── INFORMATION PROVIDED ──

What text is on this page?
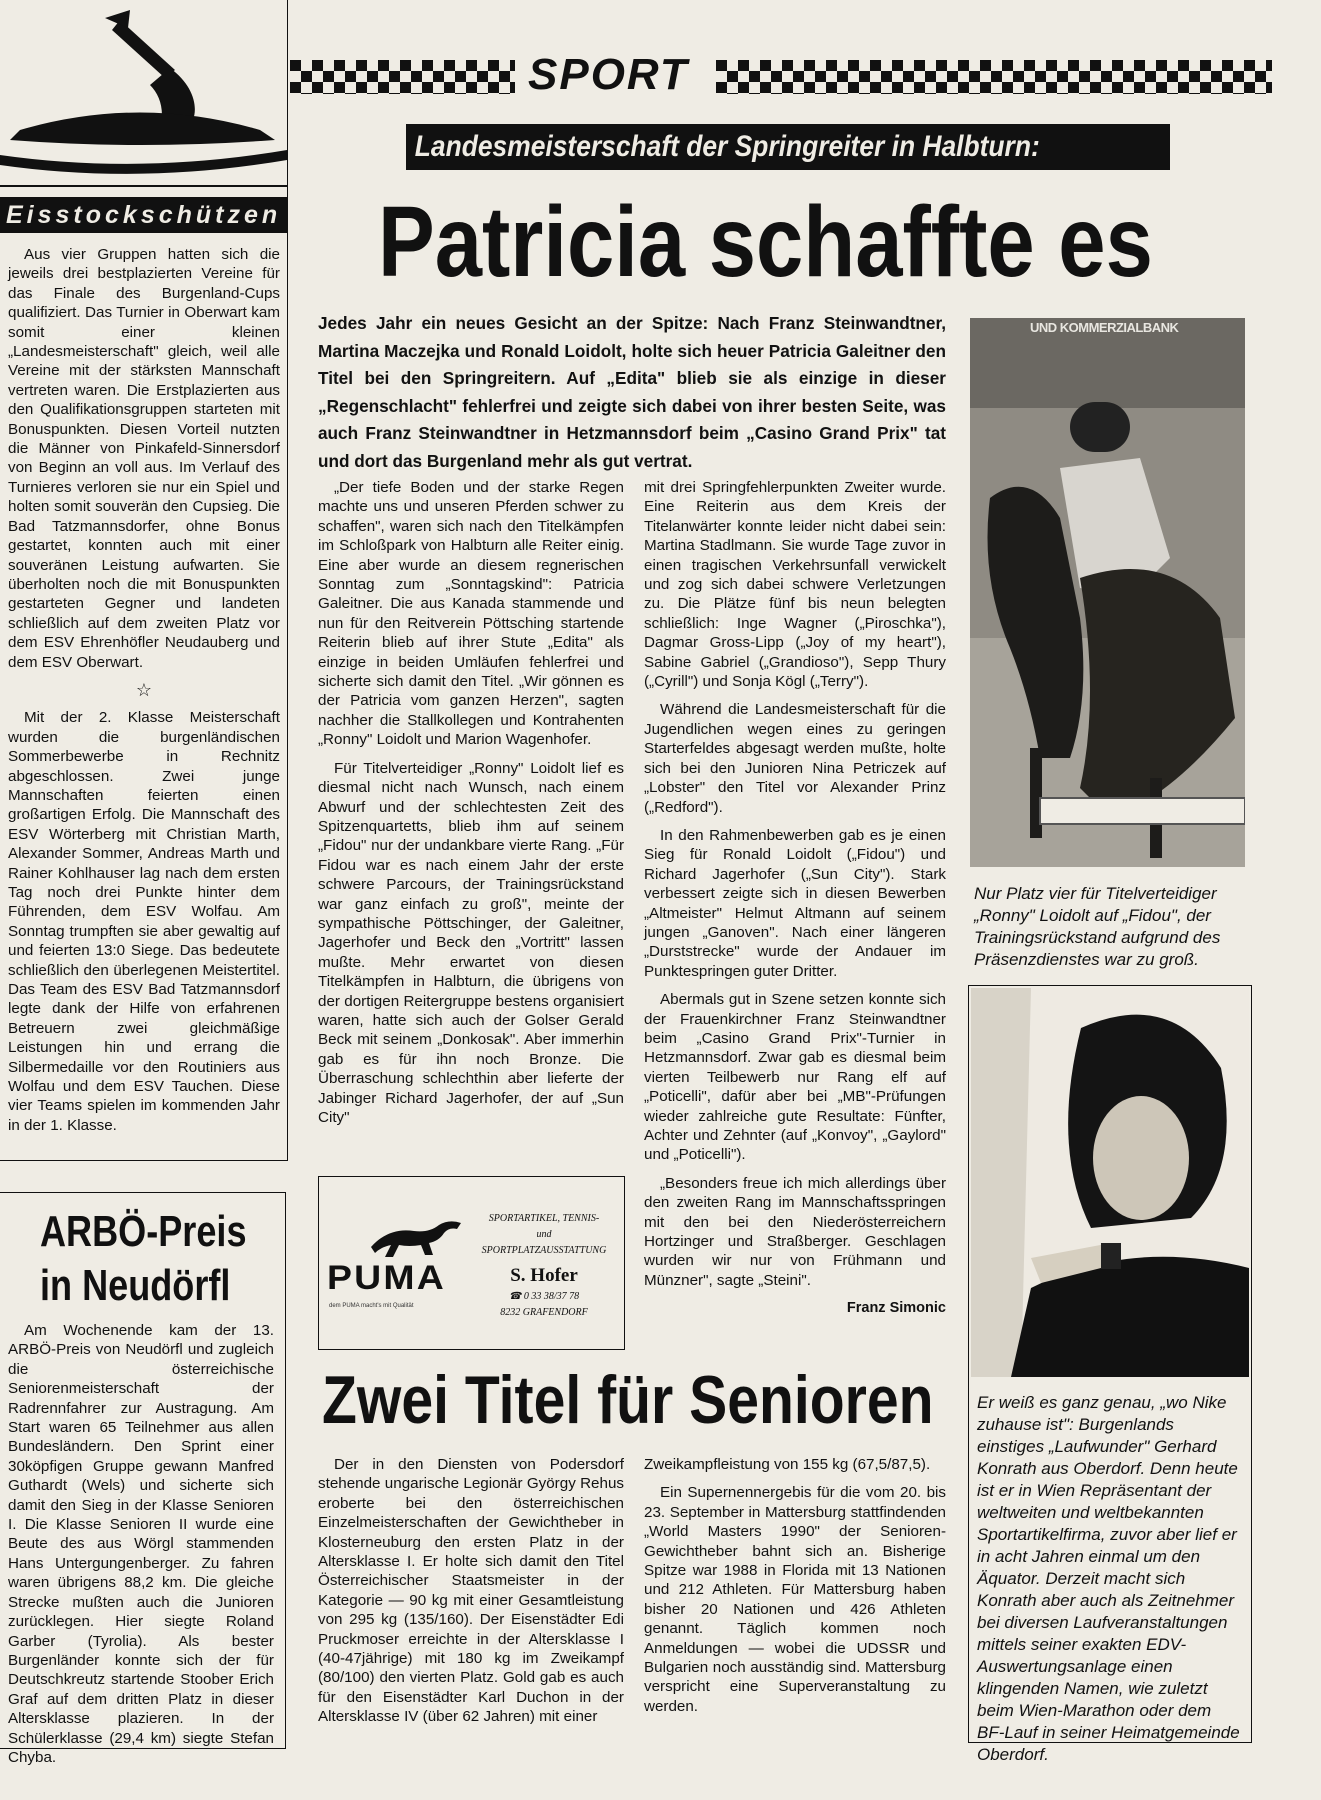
Eisstockschützen

Aus vier Gruppen hatten sich die jeweils drei bestplazierten Vereine für das Finale des Burgenland-Cups qualifiziert. Das Turnier in Oberwart kam somit einer kleinen „Landesmeisterschaft" gleich, weil alle Vereine mit der stärksten Mannschaft vertreten waren. Die Erstplazierten aus den Qualifikationsgruppen starteten mit Bonuspunkten. Diesen Vorteil nutzten die Männer von Pinkafeld-Sinnersdorf von Beginn an voll aus. Im Verlauf des Turnieres verloren sie nur ein Spiel und holten somit souverän den Cupsieg. Die Bad Tatzmannsdorfer, ohne Bonus gestartet, konnten auch mit einer souveränen Leistung aufwarten. Sie überholten noch die mit Bonuspunkten gestarteten Gegner und landeten schließlich auf dem zweiten Platz vor dem ESV Ehrenhöfler Neudauberg und dem ESV Oberwart.

☆

Mit der 2. Klasse Meisterschaft wurden die burgenländischen Sommerbewerbe in Rechnitz abgeschlossen. Zwei junge Mannschaften feierten einen großartigen Erfolg. Die Mannschaft des ESV Wörterberg mit Christian Marth, Alexander Sommer, Andreas Marth und Rainer Kohlhauser lag nach dem ersten Tag noch drei Punkte hinter dem Führenden, dem ESV Wolfau. Am Sonntag trumpften sie aber gewaltig auf und feierten 13:0 Siege. Das bedeutete schließlich den überlegenen Meistertitel. Das Team des ESV Bad Tatzmannsdorf legte dank der Hilfe von erfahrenen Betreuern zwei gleichmäßige Leistungen hin und errang die Silbermedaille vor den Routiniers aus Wolfau und dem ESV Tauchen. Diese vier Teams spielen im kommenden Jahr in der 1. Klasse.

ARBÖ-Preis
in Neudörfl

Am Wochenende kam der 13. ARBÖ-Preis von Neudörfl und zugleich die österreichische Seniorenmeisterschaft der Radrennfahrer zur Austragung. Am Start waren 65 Teilnehmer aus allen Bundesländern. Den Sprint einer 30köpfigen Gruppe gewann Manfred Guthardt (Wels) und sicherte sich damit den Sieg in der Klasse Senioren I. Die Klasse Senioren II wurde eine Beute des aus Wörgl stammenden Hans Untergungenberger. Zu fahren waren übrigens 88,2 km. Die gleiche Strecke mußten auch die Junioren zurücklegen. Hier siegte Roland Garber (Tyrolia). Als bester Burgenländer konnte sich der für Deutschkreutz startende Stoober Erich Graf auf dem dritten Platz in dieser Altersklasse plazieren. In der Schülerklasse (29,4 km) siegte Stefan Chyba.

SPORT
Landesmeisterschaft der Springreiter in Halbturn:
Patricia schaffte es
Jedes Jahr ein neues Gesicht an der Spitze: Nach Franz Steinwandtner, Martina Maczejka und Ronald Loidolt, holte sich heuer Patricia Galeitner den Titel bei den Springreitern. Auf „Edita" blieb sie als einzige in dieser „Regenschlacht" fehlerfrei und zeigte sich dabei von ihrer besten Seite, was auch Franz Steinwandtner in Hetzmannsdorf beim „Casino Grand Prix" tat und dort das Burgenland mehr als gut vertrat.

„Der tiefe Boden und der starke Regen machte uns und unseren Pferden schwer zu schaffen", waren sich nach den Titelkämpfen im Schloßpark von Halbturn alle Reiter einig. Eine aber wurde an diesem regnerischen Sonntag zum „Sonntagskind": Patricia Galeitner. Die aus Kanada stammende und nun für den Reitverein Pöttsching startende Reiterin blieb auf ihrer Stute „Edita" als einzige in beiden Umläufen fehlerfrei und sicherte sich damit den Titel. „Wir gönnen es der Patricia vom ganzen Herzen", sagten nachher die Stallkollegen und Kontrahenten „Ronny" Loidolt und Marion Wagenhofer.

Für Titelverteidiger „Ronny" Loidolt lief es diesmal nicht nach Wunsch, nach einem Abwurf und der schlechtesten Zeit des Spitzenquartetts, blieb ihm auf seinem „Fidou" nur der undankbare vierte Rang. „Für Fidou war es nach einem Jahr der erste schwere Parcours, der Trainingsrückstand war ganz einfach zu groß", meinte der sympathische Pöttschinger, der Galeitner, Jagerhofer und Beck den „Vortritt" lassen mußte. Mehr erwartet von diesen Titelkämpfen in Halbturn, die übrigens von der dortigen Reitergruppe bestens organisiert waren, hatte sich auch der Golser Gerald Beck mit seinem „Donkosak". Aber immerhin gab es für ihn noch Bronze. Die Überraschung schlechthin aber lieferte der Jabinger Richard Jagerhofer, der auf „Sun City"

mit drei Springfehlerpunkten Zweiter wurde. Eine Reiterin aus dem Kreis der Titelanwärter konnte leider nicht dabei sein: Martina Stadlmann. Sie wurde Tage zuvor in einen tragischen Verkehrsunfall verwickelt und zog sich dabei schwere Verletzungen zu. Die Plätze fünf bis neun belegten schließlich: Inge Wagner („Piroschka"), Dagmar Gross-Lipp („Joy of my heart"), Sabine Gabriel („Grandioso"), Sepp Thury („Cyrill") und Sonja Kögl („Terry").

Während die Landesmeisterschaft für die Jugendlichen wegen eines zu geringen Starterfeldes abgesagt werden mußte, holte sich bei den Junioren Nina Petriczek auf „Lobster" den Titel vor Alexander Prinz („Redford").

In den Rahmenbewerben gab es je einen Sieg für Ronald Loidolt („Fidou") und Richard Jagerhofer („Sun City"). Stark verbessert zeigte sich in diesen Bewerben „Altmeister" Helmut Altmann auf seinem jungen „Ganoven". Nach einer längeren „Durststrecke" wurde der Andauer im Punktespringen guter Dritter.

Abermals gut in Szene setzen konnte sich der Frauenkirchner Franz Steinwandtner beim „Casino Grand Prix"-Turnier in Hetzmannsdorf. Zwar gab es diesmal beim vierten Teilbewerb nur Rang elf auf „Poticelli", dafür aber bei „MB"-Prüfungen wieder zahlreiche gute Resultate: Fünfter, Achter und Zehnter (auf „Konvoy", „Gaylord" und „Poticelli").

„Besonders freue ich mich allerdings über den zweiten Rang im Mannschaftsspringen mit den bei den Niederösterreichern Hortzinger und Straßberger. Geschlagen wurden wir nur von Frühmann und Münzner", sagte „Steini".

Franz Simonic
PUMA
dem PUMA macht's mit Qualität
SPORTARTIKEL, TENNIS-
und
SPORTPLATZAUSSTATTUNG
S. Hofer
☎ 0 33 38/37 78
8232 GRAFENDORF
UND KOMMERZIALBANK
Nur Platz vier für Titelverteidiger „Ronny" Loidolt auf „Fidou", der Trainingsrückstand aufgrund des Präsenzdienstes war zu groß.
Er weiß es ganz genau, „wo Nike zuhause ist": Burgenlands einstiges „Laufwunder" Gerhard Konrath aus Oberdorf. Denn heute ist er in Wien Repräsentant der weltweiten und weltbekannten Sportartikelfirma, zuvor aber lief er in acht Jahren einmal um den Äquator. Derzeit macht sich Konrath aber auch als Zeitnehmer bei diversen Laufveranstaltungen mittels seiner exakten EDV-Auswertungsanlage einen klingenden Namen, wie zuletzt beim Wien-Marathon oder dem BF-Lauf in seiner Heimatgemeinde Oberdorf.
Zwei Titel für Senioren

Der in den Diensten von Podersdorf stehende ungarische Legionär György Rehus eroberte bei den österreichischen Einzelmeisterschaften der Gewichtheber in Klosterneuburg den ersten Platz in der Altersklasse I. Er holte sich damit den Titel Österreichischer Staatsmeister in der Kategorie — 90 kg mit einer Gesamtleistung von 295 kg (135/160). Der Eisenstädter Edi Pruckmoser erreichte in der Altersklasse I (40-47jährige) mit 180 kg im Zweikampf (80/100) den vierten Platz. Gold gab es auch für den Eisenstädter Karl Duchon in der Altersklasse IV (über 62 Jahren) mit einer

Zweikampfleistung von 155 kg (67,5/87,5).

Ein Supernennergebis für die vom 20. bis 23. September in Mattersburg stattfindenden „World Masters 1990" der Senioren-Gewichtheber bahnt sich an. Bisherige Spitze war 1988 in Florida mit 13 Nationen und 212 Athleten. Für Mattersburg haben bisher 20 Nationen und 426 Athleten genannt. Täglich kommen noch Anmeldungen — wobei die UDSSR und Bulgarien noch ausständig sind. Mattersburg verspricht eine Superveranstaltung zu werden.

───

Look for the word "Neudörfl" and return every line where it occurs.

→ ANSWER TO THE PROBLEM:
in Neudörfl
Am Wochenende kam der 13. ARBÖ-Preis von Neudörfl und zugleich die österreichische Seniorenmeisterschaft der Radrennfahrer zur Austragung. Am Start waren 65 Teilnehmer aus allen Bundesländern. Den Sprint einer 30köpfigen Gruppe gewann Manfred Guthardt (Wels) und sicherte sich damit den Sieg in der Klasse Senioren I. Die Klasse Senioren II wurde eine Beute des aus Wörgl stammenden Hans Untergungenberger. Zu fahren waren übrigens 88,2 km. Die gleiche Strecke mußten auch die Junioren zurücklegen. Hier siegte Roland Garber (Tyrolia). Als bester Burgenländer konnte sich der für Deutschkreutz startende Stoober Erich Graf auf dem dritten Platz in dieser Altersklasse plazieren. In der Schülerklasse (29,4 km) siegte Stefan Chyba.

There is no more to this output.